### SET TASK
Count how many lines of the data include "列出采访提纲". The answer is that number and nothing else.

+ + + +

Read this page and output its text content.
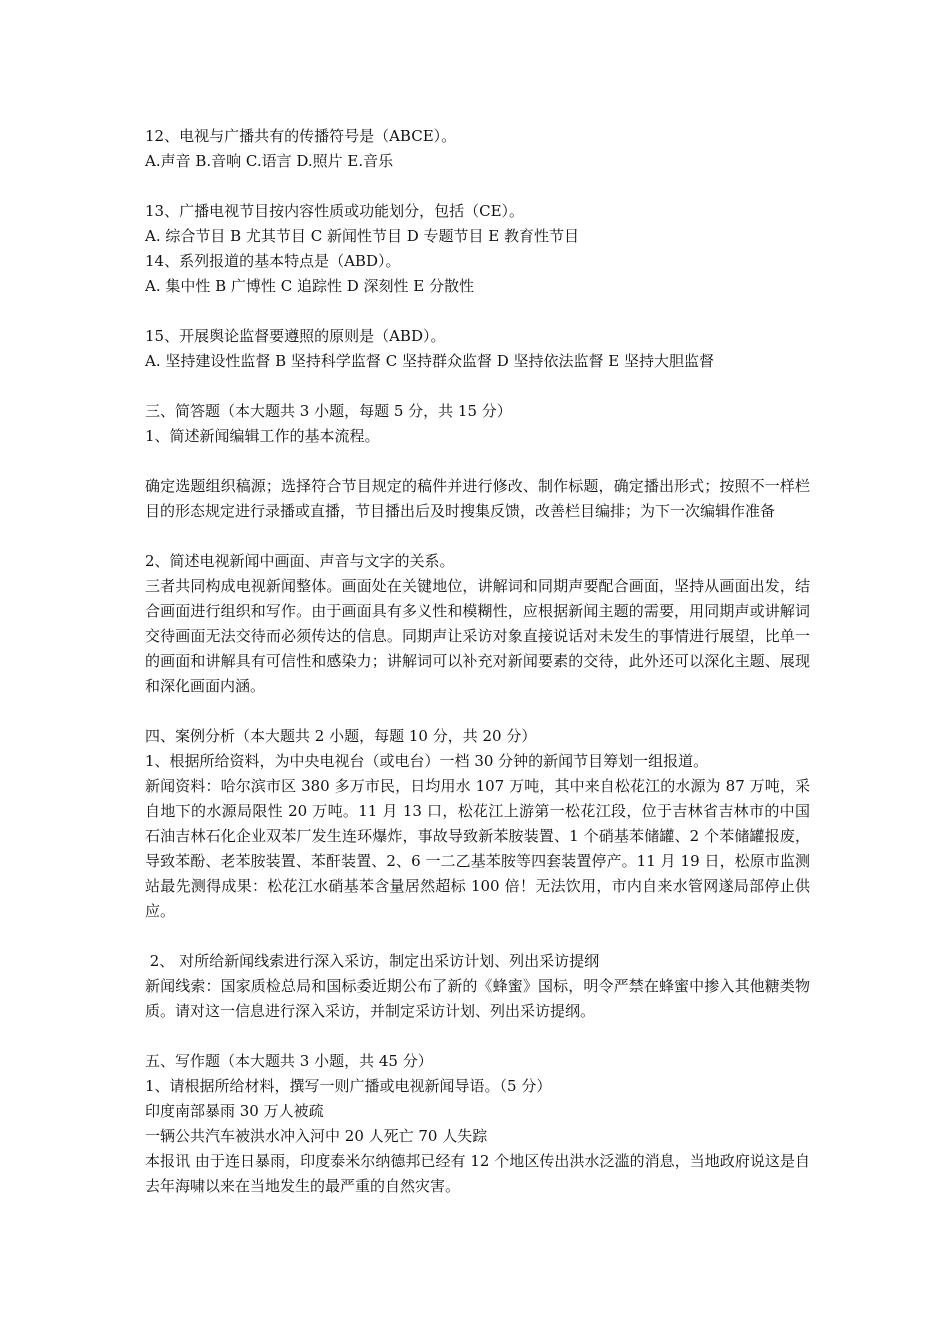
12、电视与广播共有的传播符号是（ABCE）。
A.声音 B.音响 C.语言 D.照片 E.音乐
13、广播电视节目按内容性质或功能划分，包括（CE）。
A. 综合节目 B 尤其节目 C 新闻性节目 D 专题节目 E 教育性节目
14、系列报道的基本特点是（ABD）。
A. 集中性 B 广博性 C 追踪性 D 深刻性 E 分散性
15、开展舆论监督要遵照的原则是（ABD）。
A. 坚持建设性监督 B 坚持科学监督 C 坚持群众监督 D 坚持依法监督 E 坚持大胆监督
三、简答题（本大题共 3 小题，每题 5 分，共 15 分）
1、简述新闻编辑工作的基本流程。
确定选题组织稿源；选择符合节目规定的稿件并进行修改、制作标题，确定播出形式；按照不一样栏目的形态规定进行录播或直播，节目播出后及时搜集反馈，改善栏目编排；为下一次编辑作准备
2、简述电视新闻中画面、声音与文字的关系。
三者共同构成电视新闻整体。画面处在关键地位，讲解词和同期声要配合画面，坚持从画面出发，结合画面进行组织和写作。由于画面具有多义性和模糊性，应根据新闻主题的需要，用同期声或讲解词交待画面无法交待而必须传达的信息。同期声让采访对象直接说话对未发生的事情进行展望，比单一的画面和讲解具有可信性和感染力；讲解词可以补充对新闻要素的交待，此外还可以深化主题、展现和深化画面内涵。
四、案例分析（本大题共 2 小题，每题 10 分，共 20 分）
1、根据所给资料，为中央电视台（或电台）一档 30 分钟的新闻节目筹划一组报道。
新闻资料：哈尔滨市区 380 多万市民，日均用水 107 万吨，其中来自松花江的水源为 87 万吨，采自地下的水源局限性 20 万吨。11 月 13 口，松花江上游第一松花江段，位于吉林省吉林市的中国石油吉林石化企业双苯厂发生连环爆炸，事故导致新苯胺装置、1 个硝基苯储罐、2 个苯储罐报废，导致苯酚、老苯胺装置、苯酐装置、2、6 一二乙基苯胺等四套装置停产。11 月 19 日，松原市监测站最先测得成果：松花江水硝基苯含量居然超标 100 倍！无法饮用，市内自来水管网遂局部停止供应。
2、 对所给新闻线索进行深入采访，制定出采访计划、列出采访提纲
新闻线索：国家质检总局和国标委近期公布了新的《蜂蜜》国标，明令严禁在蜂蜜中掺入其他糖类物质。请对这一信息进行深入采访，并制定采访计划、列出采访提纲。
五、写作题（本大题共 3 小题，共 45 分）
1、请根据所给材料，撰写一则广播或电视新闻导语。（5 分）
印度南部暴雨 30 万人被疏
一辆公共汽车被洪水冲入河中 20 人死亡 70 人失踪
本报讯 由于连日暴雨，印度泰米尔纳德邦已经有 12 个地区传出洪水泛滥的消息，当地政府说这是自去年海啸以来在当地发生的最严重的自然灾害。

+ + + +

### CORRECT RESULT
2